> **Problem**: Could you transcribe the material below exactly, without leaving out a single line?
◆ ◆ ◆
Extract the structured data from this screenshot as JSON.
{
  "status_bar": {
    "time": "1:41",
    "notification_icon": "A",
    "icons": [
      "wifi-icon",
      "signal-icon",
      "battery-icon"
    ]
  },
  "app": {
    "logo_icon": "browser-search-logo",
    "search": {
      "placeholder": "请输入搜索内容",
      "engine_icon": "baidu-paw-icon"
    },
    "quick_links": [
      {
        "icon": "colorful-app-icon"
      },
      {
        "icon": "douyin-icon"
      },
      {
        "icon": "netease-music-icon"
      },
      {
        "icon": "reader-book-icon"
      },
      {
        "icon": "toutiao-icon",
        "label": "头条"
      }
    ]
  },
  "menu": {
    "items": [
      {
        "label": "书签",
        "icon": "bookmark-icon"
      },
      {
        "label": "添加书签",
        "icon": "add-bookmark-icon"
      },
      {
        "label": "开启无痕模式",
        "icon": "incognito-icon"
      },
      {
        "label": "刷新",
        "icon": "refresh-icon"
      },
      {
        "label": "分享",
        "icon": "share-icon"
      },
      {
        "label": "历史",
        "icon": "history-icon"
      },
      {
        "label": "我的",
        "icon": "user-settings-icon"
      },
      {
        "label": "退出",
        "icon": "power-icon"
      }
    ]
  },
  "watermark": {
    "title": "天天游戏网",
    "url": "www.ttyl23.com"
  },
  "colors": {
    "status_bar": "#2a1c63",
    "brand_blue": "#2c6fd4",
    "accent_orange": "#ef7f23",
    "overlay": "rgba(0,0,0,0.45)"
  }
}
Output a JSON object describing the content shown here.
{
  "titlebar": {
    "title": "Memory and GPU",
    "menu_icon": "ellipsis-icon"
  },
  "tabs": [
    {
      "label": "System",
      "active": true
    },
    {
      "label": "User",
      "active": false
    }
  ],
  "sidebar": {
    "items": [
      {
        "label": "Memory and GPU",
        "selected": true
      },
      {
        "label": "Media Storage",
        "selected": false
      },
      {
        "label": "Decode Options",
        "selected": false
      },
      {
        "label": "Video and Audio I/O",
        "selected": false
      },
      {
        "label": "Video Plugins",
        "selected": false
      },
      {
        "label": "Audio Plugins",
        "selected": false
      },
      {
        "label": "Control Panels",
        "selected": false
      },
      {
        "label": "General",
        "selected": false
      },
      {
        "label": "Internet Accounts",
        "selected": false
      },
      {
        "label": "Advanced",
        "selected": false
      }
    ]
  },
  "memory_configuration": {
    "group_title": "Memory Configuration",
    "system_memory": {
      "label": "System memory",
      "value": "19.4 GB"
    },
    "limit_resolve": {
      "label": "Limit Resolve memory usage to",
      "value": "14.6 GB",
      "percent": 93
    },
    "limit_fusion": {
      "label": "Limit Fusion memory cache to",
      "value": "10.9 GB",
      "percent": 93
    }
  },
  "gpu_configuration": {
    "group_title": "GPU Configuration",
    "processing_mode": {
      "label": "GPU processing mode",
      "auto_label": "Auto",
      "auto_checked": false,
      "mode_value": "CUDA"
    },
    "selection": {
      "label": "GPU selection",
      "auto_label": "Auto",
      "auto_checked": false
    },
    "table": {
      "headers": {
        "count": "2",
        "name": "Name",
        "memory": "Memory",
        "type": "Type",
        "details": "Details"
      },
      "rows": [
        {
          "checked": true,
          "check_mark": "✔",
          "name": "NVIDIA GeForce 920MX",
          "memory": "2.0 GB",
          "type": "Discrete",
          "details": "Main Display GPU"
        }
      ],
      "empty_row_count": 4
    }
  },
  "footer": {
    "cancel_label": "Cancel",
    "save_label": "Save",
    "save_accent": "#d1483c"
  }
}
◆ ◆ ◆
> **Solution for this problem**:
Extract the structured data from this screenshot as JSON.
{
  "status_bar": {
    "time": "1:41",
    "notification_icon": "A",
    "icons": [
      "wifi-icon",
      "signal-icon",
      "battery-icon"
    ]
  },
  "app": {
    "logo_icon": "browser-search-logo",
    "search": {
      "placeholder": "请输入搜索内容",
      "engine_icon": "baidu-paw-icon"
    },
    "quick_links": [
      {
        "icon": "colorful-app-icon"
      },
      {
        "icon": "douyin-icon"
      },
      {
        "icon": "netease-music-icon"
      },
      {
        "icon": "reader-book-icon"
      },
      {
        "icon": "toutiao-icon",
        "label": "头条"
      }
    ]
  },
  "menu": {
    "items": [
      {
        "label": "书签",
        "icon": "bookmark-icon"
      },
      {
        "label": "添加书签",
        "icon": "add-bookmark-icon"
      },
      {
        "label": "开启无痕模式",
        "icon": "incognito-icon"
      },
      {
        "label": "刷新",
        "icon": "refresh-icon"
      },
      {
        "label": "分享",
        "icon": "share-icon"
      },
      {
        "label": "历史",
        "icon": "history-icon"
      },
      {
        "label": "我的",
        "icon": "user-settings-icon"
      },
      {
        "label": "退出",
        "icon": "power-icon"
      }
    ]
  },
  "watermark": {
    "title": "天天游戏网",
    "url": "www.ttyl23.com"
  },
  "colors": {
    "status_bar": "#2a1c63",
    "brand_blue": "#2c6fd4",
    "accent_orange": "#ef7f23",
    "overlay": "rgba(0,0,0,0.45)"
  }
}
Output a JSON object describing the content shown here.
{
  "titlebar": {
    "title": "Memory and GPU",
    "menu_icon": "ellipsis-icon"
  },
  "tabs": [
    {
      "label": "System",
      "active": true
    },
    {
      "label": "User",
      "active": false
    }
  ],
  "sidebar": {
    "items": [
      {
        "label": "Memory and GPU",
        "selected": true
      },
      {
        "label": "Media Storage",
        "selected": false
      },
      {
        "label": "Decode Options",
        "selected": false
      },
      {
        "label": "Video and Audio I/O",
        "selected": false
      },
      {
        "label": "Video Plugins",
        "selected": false
      },
      {
        "label": "Audio Plugins",
        "selected": false
      },
      {
        "label": "Control Panels",
        "selected": false
      },
      {
        "label": "General",
        "selected": false
      },
      {
        "label": "Internet Accounts",
        "selected": false
      },
      {
        "label": "Advanced",
        "selected": false
      }
    ]
  },
  "memory_configuration": {
    "group_title": "Memory Configuration",
    "system_memory": {
      "label": "System memory",
      "value": "19.4 GB"
    },
    "limit_resolve": {
      "label": "Limit Resolve memory usage to",
      "value": "14.6 GB",
      "percent": 93
    },
    "limit_fusion": {
      "label": "Limit Fusion memory cache to",
      "value": "10.9 GB",
      "percent": 93
    }
  },
  "gpu_configuration": {
    "group_title": "GPU Configuration",
    "processing_mode": {
      "label": "GPU processing mode",
      "auto_label": "Auto",
      "auto_checked": false,
      "mode_value": "CUDA"
    },
    "selection": {
      "label": "GPU selection",
      "auto_label": "Auto",
      "auto_checked": false
    },
    "table": {
      "headers": {
        "count": "2",
        "name": "Name",
        "memory": "Memory",
        "type": "Type",
        "details": "Details"
      },
      "rows": [
        {
          "checked": true,
          "check_mark": "✔",
          "name": "NVIDIA GeForce 920MX",
          "memory": "2.0 GB",
          "type": "Discrete",
          "details": "Main Display GPU"
        }
      ],
      "empty_row_count": 4
    }
  },
  "footer": {
    "cancel_label": "Cancel",
    "save_label": "Save",
    "save_accent": "#d1483c"
  }
}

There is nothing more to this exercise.